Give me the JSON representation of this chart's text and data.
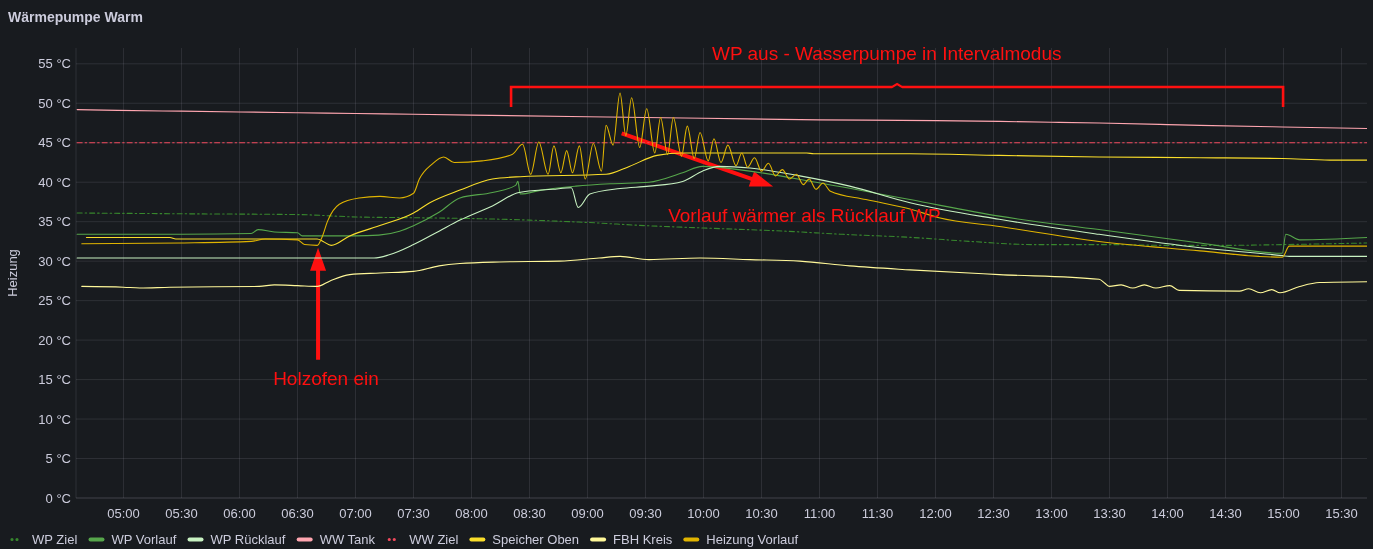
{
  "chart_data": {
    "type": "line",
    "title": "Wärmepumpe Warm",
    "ylabel": "Heizung",
    "xlim": [
      4.59,
      15.72
    ],
    "xticks": [
      {
        "value": 5,
        "label": "05:00"
      },
      {
        "value": 5.5,
        "label": "05:30"
      },
      {
        "value": 6,
        "label": "06:00"
      },
      {
        "value": 6.5,
        "label": "06:30"
      },
      {
        "value": 7,
        "label": "07:00"
      },
      {
        "value": 7.5,
        "label": "07:30"
      },
      {
        "value": 8,
        "label": "08:00"
      },
      {
        "value": 8.5,
        "label": "08:30"
      },
      {
        "value": 9,
        "label": "09:00"
      },
      {
        "value": 9.5,
        "label": "09:30"
      },
      {
        "value": 10,
        "label": "10:00"
      },
      {
        "value": 10.5,
        "label": "10:30"
      },
      {
        "value": 11,
        "label": "11:00"
      },
      {
        "value": 11.5,
        "label": "11:30"
      },
      {
        "value": 12,
        "label": "12:00"
      },
      {
        "value": 12.5,
        "label": "12:30"
      },
      {
        "value": 13,
        "label": "13:00"
      },
      {
        "value": 13.5,
        "label": "13:30"
      },
      {
        "value": 14,
        "label": "14:00"
      },
      {
        "value": 14.5,
        "label": "14:30"
      },
      {
        "value": 15,
        "label": "15:00"
      },
      {
        "value": 15.5,
        "label": "15:30"
      }
    ],
    "ylim": [
      0,
      57
    ],
    "yticks": [
      {
        "value": 0,
        "label": "0 °C"
      },
      {
        "value": 5,
        "label": "5 °C"
      },
      {
        "value": 10,
        "label": "10 °C"
      },
      {
        "value": 15,
        "label": "15 °C"
      },
      {
        "value": 20,
        "label": "20 °C"
      },
      {
        "value": 25,
        "label": "25 °C"
      },
      {
        "value": 30,
        "label": "30 °C"
      },
      {
        "value": 35,
        "label": "35 °C"
      },
      {
        "value": 40,
        "label": "40 °C"
      },
      {
        "value": 45,
        "label": "45 °C"
      },
      {
        "value": 50,
        "label": "50 °C"
      },
      {
        "value": 55,
        "label": "55 °C"
      }
    ],
    "grid": true,
    "legend": "bottom",
    "annotations": [
      "WP aus - Wasserpumpe in Intervalmodus",
      "Holzofen ein",
      "Vorlauf wärmer als Rücklauf WP"
    ],
    "series": [
      {
        "name": "WP Ziel",
        "color": "#37872d",
        "line_style": "dotted",
        "x": [
          4.6,
          5.5,
          6.5,
          7.0,
          7.5,
          8.0,
          8.5,
          9.0,
          9.5,
          10.0,
          10.7,
          11.2,
          11.8,
          12.3,
          12.84,
          13.5,
          14.0,
          14.5,
          15.0,
          15.72
        ],
        "values": [
          36.1,
          36.0,
          35.9,
          35.6,
          35.5,
          35.4,
          35.2,
          34.9,
          34.5,
          34.2,
          33.8,
          33.4,
          33.0,
          32.5,
          32.1,
          32.1,
          32.0,
          32.0,
          32.1,
          32.3
        ]
      },
      {
        "name": "WP Vorlauf",
        "color": "#56a64b",
        "x": [
          4.6,
          5.5,
          6.1,
          6.16,
          6.3,
          6.5,
          6.54,
          7.0,
          7.2,
          7.38,
          7.5,
          7.72,
          7.9,
          8.18,
          8.38,
          8.4,
          8.42,
          8.6,
          8.9,
          9.2,
          9.53,
          9.82,
          9.99,
          10.4,
          10.97,
          11.78,
          12.55,
          13.41,
          14.28,
          14.99,
          15.02,
          15.14,
          15.72
        ],
        "values": [
          33.4,
          33.4,
          33.5,
          34.0,
          33.7,
          33.6,
          33.2,
          33.2,
          33.3,
          33.8,
          34.5,
          36.2,
          38.0,
          38.7,
          39.6,
          40.1,
          38.5,
          39.0,
          39.5,
          39.8,
          40.0,
          41.2,
          42.0,
          41.4,
          40.0,
          37.8,
          35.7,
          34.0,
          32.3,
          31.0,
          33.4,
          32.7,
          33.0
        ]
      },
      {
        "name": "WP Rücklauf",
        "color": "#c8f2c2",
        "x": [
          4.6,
          5.5,
          6.5,
          7.16,
          7.29,
          7.5,
          7.72,
          7.9,
          8.18,
          8.41,
          8.7,
          8.86,
          8.92,
          9.02,
          9.28,
          9.53,
          9.82,
          9.99,
          10.14,
          10.4,
          10.83,
          11.26,
          11.78,
          12.55,
          13.41,
          14.28,
          14.99,
          15.05,
          15.72
        ],
        "values": [
          30.4,
          30.4,
          30.4,
          30.4,
          30.8,
          32.1,
          33.8,
          35.2,
          37.0,
          38.7,
          39.1,
          39.3,
          36.8,
          38.5,
          39.2,
          39.5,
          40.1,
          41.4,
          42.0,
          41.8,
          40.8,
          39.5,
          37.4,
          35.3,
          33.4,
          31.7,
          30.7,
          30.6,
          30.6
        ]
      },
      {
        "name": "WW Tank",
        "color": "#ffa6b0",
        "x": [
          4.6,
          4.95,
          5.5,
          6.0,
          6.5,
          7.0,
          7.5,
          8.0,
          9.0,
          10.0,
          11.0,
          12.0,
          12.55,
          13.0,
          13.41,
          14.0,
          14.28,
          14.99,
          15.72
        ],
        "values": [
          49.2,
          49.1,
          49.0,
          48.9,
          48.8,
          48.7,
          48.6,
          48.5,
          48.3,
          48.1,
          47.9,
          47.8,
          47.7,
          47.6,
          47.5,
          47.3,
          47.2,
          47.0,
          46.8
        ]
      },
      {
        "name": "WW Ziel",
        "color": "#f2495c",
        "line_style": "dotted",
        "x": [
          4.6,
          10.0,
          15.72
        ],
        "values": [
          45,
          45,
          45
        ]
      },
      {
        "name": "Speicher Oben",
        "color": "#fade2a",
        "x": [
          4.68,
          5.4,
          5.45,
          6.67,
          6.72,
          6.79,
          6.95,
          7.23,
          7.5,
          7.64,
          7.9,
          8.18,
          8.42,
          9.16,
          9.36,
          9.6,
          9.82,
          10.89,
          10.95,
          11.78,
          12.55,
          13.41,
          14.28,
          14.99,
          15.4,
          15.72
        ],
        "values": [
          33.0,
          33.0,
          32.8,
          32.8,
          32.5,
          32.0,
          33.2,
          34.6,
          36.1,
          37.4,
          39.0,
          40.4,
          40.7,
          41.0,
          42.0,
          43.4,
          43.7,
          43.7,
          43.6,
          43.6,
          43.4,
          43.2,
          43.1,
          43.0,
          42.8,
          42.8
        ]
      },
      {
        "name": "FBH Kreis",
        "color": "#fff899",
        "x": [
          4.64,
          5.0,
          5.14,
          5.4,
          6.17,
          6.3,
          6.5,
          6.67,
          6.78,
          6.95,
          7.21,
          7.5,
          7.72,
          7.9,
          8.24,
          8.76,
          9.1,
          9.28,
          9.53,
          9.97,
          10.4,
          10.83,
          11.26,
          11.78,
          12.55,
          13.41,
          13.46,
          13.5,
          13.6,
          13.7,
          13.8,
          13.9,
          14.02,
          14.1,
          14.62,
          14.7,
          14.8,
          14.9,
          14.97,
          15.14,
          15.31,
          15.72
        ],
        "values": [
          26.8,
          26.7,
          26.6,
          26.7,
          26.8,
          27.0,
          26.9,
          26.8,
          27.5,
          28.3,
          28.5,
          28.7,
          29.4,
          29.7,
          29.9,
          30.0,
          30.4,
          30.6,
          30.2,
          30.4,
          30.2,
          30.0,
          29.4,
          28.9,
          28.3,
          27.7,
          27.2,
          26.8,
          27.0,
          26.6,
          27.0,
          26.6,
          26.9,
          26.3,
          26.2,
          26.5,
          26.0,
          26.4,
          26.0,
          26.8,
          27.3,
          27.4
        ]
      },
      {
        "name": "Heizung Vorlauf",
        "color": "#e0b400",
        "x": [
          4.64,
          5.5,
          6.1,
          6.22,
          6.5,
          6.56,
          6.67,
          6.71,
          6.76,
          6.86,
          7.03,
          7.21,
          7.38,
          7.5,
          7.55,
          7.66,
          7.76,
          7.85,
          8.09,
          8.35,
          8.44,
          8.51,
          8.58,
          8.66,
          8.71,
          8.77,
          8.82,
          8.87,
          8.93,
          8.98,
          9.05,
          9.12,
          9.16,
          9.22,
          9.28,
          9.33,
          9.38,
          9.45,
          9.51,
          9.58,
          9.63,
          9.69,
          9.74,
          9.81,
          9.86,
          9.92,
          9.97,
          10.04,
          10.09,
          10.15,
          10.21,
          10.28,
          10.33,
          10.38,
          10.44,
          10.5,
          10.56,
          10.62,
          10.68,
          10.74,
          10.8,
          10.86,
          10.91,
          10.97,
          11.03,
          11.09,
          11.4,
          11.78,
          12.03,
          12.55,
          13.41,
          14.28,
          14.79,
          14.99,
          15.05,
          15.72
        ],
        "values": [
          32.2,
          32.3,
          32.5,
          32.8,
          32.7,
          32.1,
          32.0,
          33.0,
          35.1,
          37.2,
          38.0,
          38.2,
          38.0,
          38.6,
          40.4,
          42.3,
          43.2,
          42.5,
          42.7,
          43.5,
          44.8,
          41.0,
          45.1,
          41.0,
          44.6,
          41.2,
          44.0,
          41.2,
          44.6,
          40.4,
          44.9,
          41.4,
          47.2,
          44.7,
          51.3,
          45.9,
          50.7,
          44.4,
          49.3,
          43.7,
          48.2,
          43.5,
          48.2,
          43.3,
          47.1,
          43.0,
          46.3,
          42.7,
          45.5,
          42.5,
          44.7,
          42.1,
          43.7,
          41.9,
          43.1,
          41.4,
          42.4,
          40.8,
          41.6,
          40.4,
          41.0,
          39.7,
          40.4,
          39.1,
          39.9,
          38.9,
          37.8,
          36.6,
          35.5,
          34.4,
          32.5,
          31.3,
          30.6,
          30.5,
          31.9,
          31.9
        ]
      }
    ]
  }
}
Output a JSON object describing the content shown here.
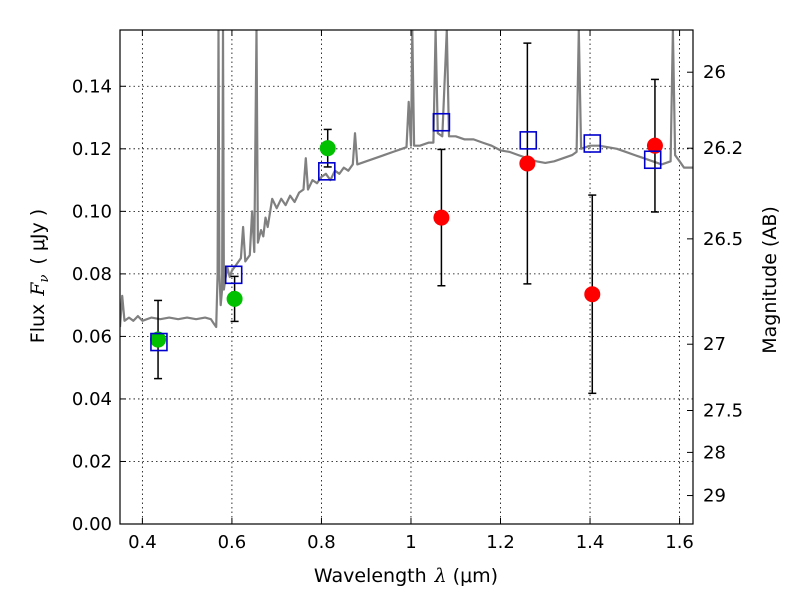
{
  "chart_data": {
    "type": "scatter",
    "xlabel": "Wavelength  λ (μm)",
    "ylabel": "Flux  F_ν  ( μJy )",
    "ylabel_parts": {
      "flux": "Flux",
      "f": "F",
      "nu": "ν",
      "units": "( μJy )"
    },
    "xlabel_parts": {
      "word": "Wavelength",
      "lambda": "λ",
      "units": "(μm)"
    },
    "right_ylabel": "Magnitude (AB)",
    "xlim": [
      0.35,
      1.63
    ],
    "ylim": [
      0.0,
      0.158
    ],
    "grid": true,
    "x_ticks": [
      0.4,
      0.6,
      0.8,
      1.0,
      1.2,
      1.4,
      1.6
    ],
    "x_tick_labels": [
      "0.4",
      "0.6",
      "0.8",
      "1",
      "1.2",
      "1.4",
      "1.6"
    ],
    "y_ticks": [
      0.0,
      0.02,
      0.04,
      0.06,
      0.08,
      0.1,
      0.12,
      0.14
    ],
    "y_tick_labels": [
      "0.00",
      "0.02",
      "0.04",
      "0.06",
      "0.08",
      "0.10",
      "0.12",
      "0.14"
    ],
    "right_ticks": [
      {
        "label": "26",
        "flux": 0.1445
      },
      {
        "label": "26.2",
        "flux": 0.1202
      },
      {
        "label": "26.5",
        "flux": 0.0912
      },
      {
        "label": "27",
        "flux": 0.0575
      },
      {
        "label": "27.5",
        "flux": 0.0363
      },
      {
        "label": "28",
        "flux": 0.0229
      },
      {
        "label": "29",
        "flux": 0.0091
      }
    ],
    "series": [
      {
        "name": "green detections",
        "color": "#00c000",
        "marker": "circle",
        "points": [
          {
            "x": 0.435,
            "y": 0.059,
            "err": 0.0125
          },
          {
            "x": 0.606,
            "y": 0.072,
            "err": 0.0072
          },
          {
            "x": 0.814,
            "y": 0.1202,
            "err": 0.006
          }
        ]
      },
      {
        "name": "red detections",
        "color": "#ff0000",
        "marker": "circle",
        "points": [
          {
            "x": 1.068,
            "y": 0.098,
            "err": 0.0218
          },
          {
            "x": 1.26,
            "y": 0.1153,
            "err": 0.0385
          },
          {
            "x": 1.405,
            "y": 0.0735,
            "err": 0.0317
          },
          {
            "x": 1.545,
            "y": 0.121,
            "err": 0.0212
          }
        ]
      },
      {
        "name": "model photometry",
        "color": "#0000cc",
        "marker": "open-square",
        "points": [
          {
            "x": 0.437,
            "y": 0.0582
          },
          {
            "x": 0.604,
            "y": 0.0797
          },
          {
            "x": 0.812,
            "y": 0.1128
          },
          {
            "x": 1.068,
            "y": 0.1285
          },
          {
            "x": 1.262,
            "y": 0.1227
          },
          {
            "x": 1.405,
            "y": 0.1217
          },
          {
            "x": 1.54,
            "y": 0.1165
          }
        ]
      }
    ],
    "model_spectrum": {
      "name": "model SED",
      "color": "#808080",
      "points": [
        [
          0.35,
          0.063
        ],
        [
          0.355,
          0.073
        ],
        [
          0.36,
          0.065
        ],
        [
          0.37,
          0.066
        ],
        [
          0.38,
          0.065
        ],
        [
          0.39,
          0.0665
        ],
        [
          0.4,
          0.065
        ],
        [
          0.42,
          0.066
        ],
        [
          0.44,
          0.0655
        ],
        [
          0.46,
          0.066
        ],
        [
          0.48,
          0.0655
        ],
        [
          0.5,
          0.066
        ],
        [
          0.52,
          0.0655
        ],
        [
          0.54,
          0.066
        ],
        [
          0.553,
          0.0655
        ],
        [
          0.56,
          0.064
        ],
        [
          0.565,
          0.063
        ],
        [
          0.568,
          0.08
        ],
        [
          0.57,
          0.158
        ],
        [
          0.572,
          0.08
        ],
        [
          0.575,
          0.07
        ],
        [
          0.578,
          0.075
        ],
        [
          0.58,
          0.158
        ],
        [
          0.582,
          0.075
        ],
        [
          0.585,
          0.078
        ],
        [
          0.59,
          0.082
        ],
        [
          0.595,
          0.079
        ],
        [
          0.6,
          0.081
        ],
        [
          0.61,
          0.083
        ],
        [
          0.62,
          0.085
        ],
        [
          0.625,
          0.095
        ],
        [
          0.63,
          0.084
        ],
        [
          0.64,
          0.086
        ],
        [
          0.645,
          0.1
        ],
        [
          0.65,
          0.087
        ],
        [
          0.655,
          0.158
        ],
        [
          0.658,
          0.09
        ],
        [
          0.665,
          0.094
        ],
        [
          0.67,
          0.092
        ],
        [
          0.675,
          0.098
        ],
        [
          0.68,
          0.095
        ],
        [
          0.69,
          0.104
        ],
        [
          0.7,
          0.101
        ],
        [
          0.71,
          0.104
        ],
        [
          0.72,
          0.102
        ],
        [
          0.73,
          0.105
        ],
        [
          0.74,
          0.103
        ],
        [
          0.75,
          0.106
        ],
        [
          0.76,
          0.107
        ],
        [
          0.765,
          0.117
        ],
        [
          0.77,
          0.107
        ],
        [
          0.78,
          0.11
        ],
        [
          0.79,
          0.109
        ],
        [
          0.8,
          0.111
        ],
        [
          0.81,
          0.112
        ],
        [
          0.82,
          0.11
        ],
        [
          0.83,
          0.113
        ],
        [
          0.84,
          0.112
        ],
        [
          0.85,
          0.114
        ],
        [
          0.86,
          0.113
        ],
        [
          0.87,
          0.115
        ],
        [
          0.875,
          0.125
        ],
        [
          0.88,
          0.115
        ],
        [
          0.9,
          0.116
        ],
        [
          0.92,
          0.117
        ],
        [
          0.94,
          0.118
        ],
        [
          0.96,
          0.119
        ],
        [
          0.98,
          0.12
        ],
        [
          0.99,
          0.1205
        ],
        [
          0.995,
          0.135
        ],
        [
          1.0,
          0.121
        ],
        [
          1.003,
          0.158
        ],
        [
          1.007,
          0.121
        ],
        [
          1.02,
          0.121
        ],
        [
          1.04,
          0.122
        ],
        [
          1.05,
          0.122
        ],
        [
          1.055,
          0.158
        ],
        [
          1.06,
          0.125
        ],
        [
          1.07,
          0.124
        ],
        [
          1.08,
          0.158
        ],
        [
          1.085,
          0.124
        ],
        [
          1.1,
          0.124
        ],
        [
          1.12,
          0.123
        ],
        [
          1.14,
          0.123
        ],
        [
          1.16,
          0.122
        ],
        [
          1.18,
          0.121
        ],
        [
          1.2,
          0.1195
        ],
        [
          1.22,
          0.119
        ],
        [
          1.24,
          0.118
        ],
        [
          1.26,
          0.117
        ],
        [
          1.28,
          0.116
        ],
        [
          1.3,
          0.1155
        ],
        [
          1.32,
          0.116
        ],
        [
          1.34,
          0.117
        ],
        [
          1.36,
          0.118
        ],
        [
          1.37,
          0.119
        ],
        [
          1.375,
          0.158
        ],
        [
          1.38,
          0.12
        ],
        [
          1.4,
          0.121
        ],
        [
          1.42,
          0.121
        ],
        [
          1.44,
          0.1205
        ],
        [
          1.46,
          0.12
        ],
        [
          1.48,
          0.119
        ],
        [
          1.5,
          0.118
        ],
        [
          1.52,
          0.117
        ],
        [
          1.54,
          0.116
        ],
        [
          1.56,
          0.115
        ],
        [
          1.58,
          0.116
        ],
        [
          1.585,
          0.158
        ],
        [
          1.59,
          0.118
        ],
        [
          1.6,
          0.116
        ],
        [
          1.61,
          0.114
        ],
        [
          1.63,
          0.114
        ]
      ]
    }
  }
}
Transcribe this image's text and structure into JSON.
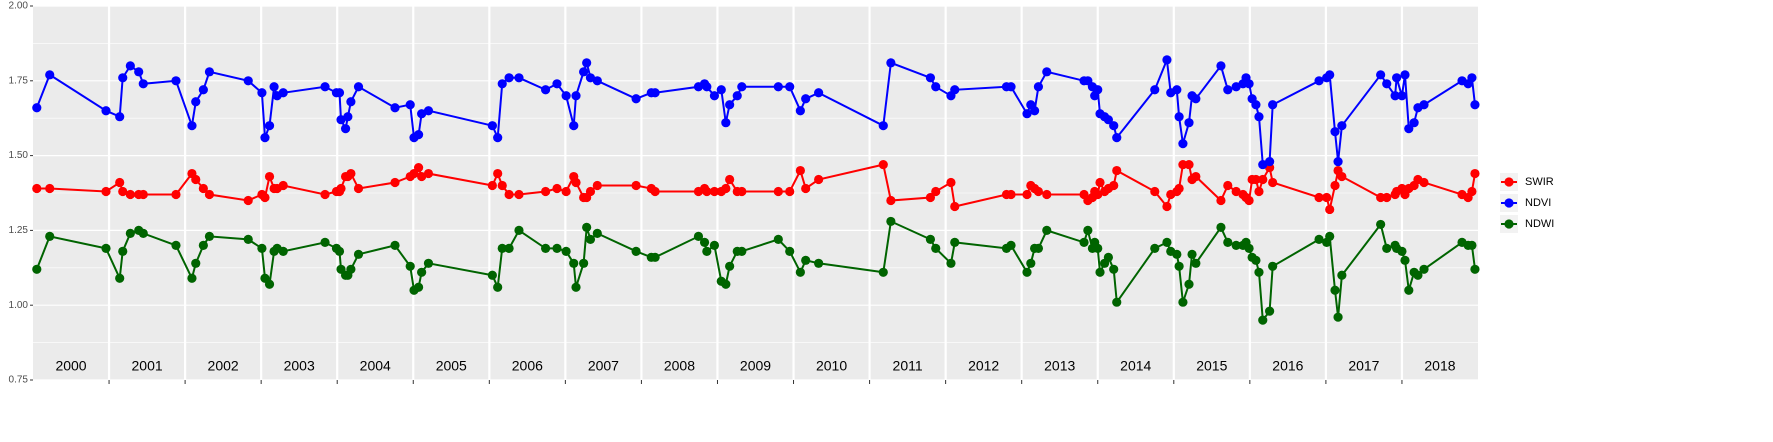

========================================

Copy all lines above containing the string "Vorlauf".

Exercise solution:
      "Vorlauf wärmer als Rücklauf WP"
        "name": "WP Vorlauf",
        "name": "Heizung Vorlauf",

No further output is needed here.